DATASET ENTRIES:
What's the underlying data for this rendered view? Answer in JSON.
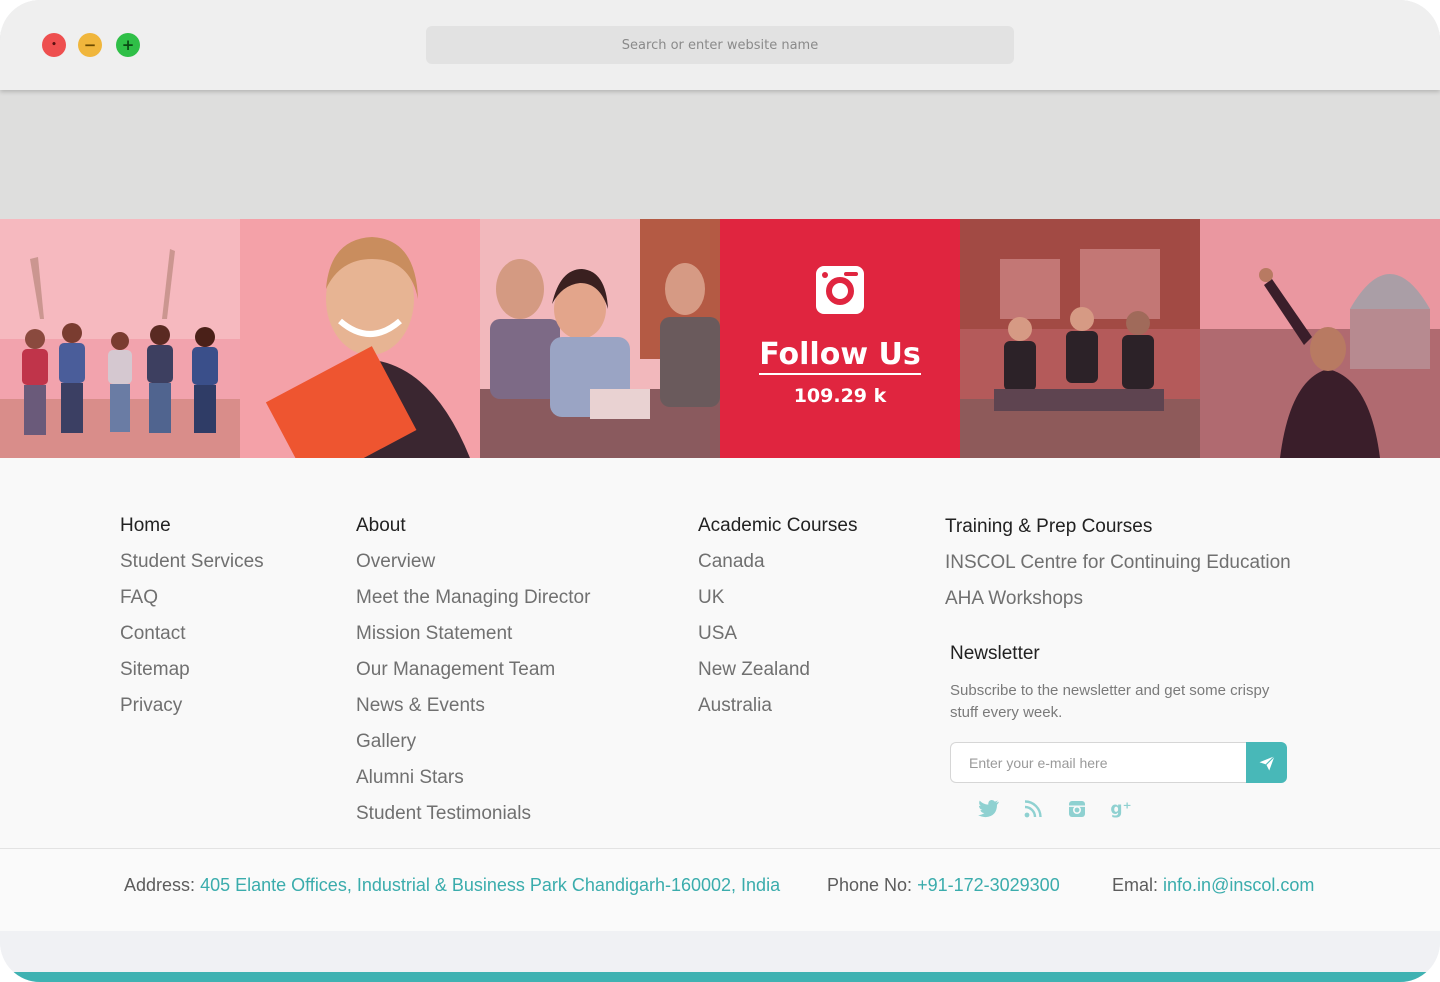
{
  "browser": {
    "address_placeholder": "Search or enter website name",
    "controls": {
      "close": "•",
      "minimize": "−",
      "maximize": "+"
    }
  },
  "instagram_strip": {
    "follow_title": "Follow Us",
    "follower_count": "109.29 k",
    "icon": "instagram-icon"
  },
  "footer": {
    "col1": {
      "title": "Home",
      "links": [
        "Student Services",
        "FAQ",
        "Contact",
        "Sitemap",
        "Privacy"
      ]
    },
    "col2": {
      "title": "About",
      "links": [
        "Overview",
        "Meet the Managing Director",
        "Mission Statement",
        "Our Management Team",
        "News & Events",
        "Gallery",
        "Alumni Stars",
        "Student Testimonials"
      ]
    },
    "col3": {
      "title": "Academic Courses",
      "links": [
        "Canada",
        "UK",
        "USA",
        "New Zealand",
        "Australia"
      ]
    },
    "col4": {
      "title": "Training & Prep Courses",
      "links": [
        "INSCOL Centre for Continuing Education",
        "AHA Workshops"
      ]
    },
    "newsletter": {
      "title": "Newsletter",
      "description": "Subscribe to the newsletter and get some crispy stuff every week.",
      "email_placeholder": "Enter your e-mail here",
      "socials": [
        "twitter-icon",
        "rss-icon",
        "instagram-icon",
        "google-plus-icon"
      ]
    }
  },
  "contact": {
    "address_label": "Address:",
    "address_value": "405 Elante Offices, Industrial & Business Park Chandigarh-160002, India",
    "phone_label": "Phone No:",
    "phone_value": "+91-172-3029300",
    "email_label": "Emal:",
    "email_value": "info.in@inscol.com"
  },
  "colors": {
    "accent": "#48b8b8",
    "brand_red": "#e0253f",
    "tint": "#e8576e"
  }
}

WHAT NEEDS TO BE DONE:
Write out the full listing verbatim, excluding its pictures.

TASK OUTPUT:
What's the underlying data for this rendered view? Answer in JSON.
{
  "browser": {
    "address_placeholder": "Search or enter website name",
    "controls": {
      "close": "•",
      "minimize": "−",
      "maximize": "+"
    }
  },
  "instagram_strip": {
    "follow_title": "Follow Us",
    "follower_count": "109.29 k",
    "icon": "instagram-icon"
  },
  "footer": {
    "col1": {
      "title": "Home",
      "links": [
        "Student Services",
        "FAQ",
        "Contact",
        "Sitemap",
        "Privacy"
      ]
    },
    "col2": {
      "title": "About",
      "links": [
        "Overview",
        "Meet the Managing Director",
        "Mission Statement",
        "Our Management Team",
        "News & Events",
        "Gallery",
        "Alumni Stars",
        "Student Testimonials"
      ]
    },
    "col3": {
      "title": "Academic Courses",
      "links": [
        "Canada",
        "UK",
        "USA",
        "New Zealand",
        "Australia"
      ]
    },
    "col4": {
      "title": "Training & Prep Courses",
      "links": [
        "INSCOL Centre for Continuing Education",
        "AHA Workshops"
      ]
    },
    "newsletter": {
      "title": "Newsletter",
      "description": "Subscribe to the newsletter and get some crispy stuff every week.",
      "email_placeholder": "Enter your e-mail here",
      "socials": [
        "twitter-icon",
        "rss-icon",
        "instagram-icon",
        "google-plus-icon"
      ]
    }
  },
  "contact": {
    "address_label": "Address:",
    "address_value": "405 Elante Offices, Industrial & Business Park Chandigarh-160002, India",
    "phone_label": "Phone No:",
    "phone_value": "+91-172-3029300",
    "email_label": "Emal:",
    "email_value": "info.in@inscol.com"
  },
  "colors": {
    "accent": "#48b8b8",
    "brand_red": "#e0253f",
    "tint": "#e8576e"
  }
}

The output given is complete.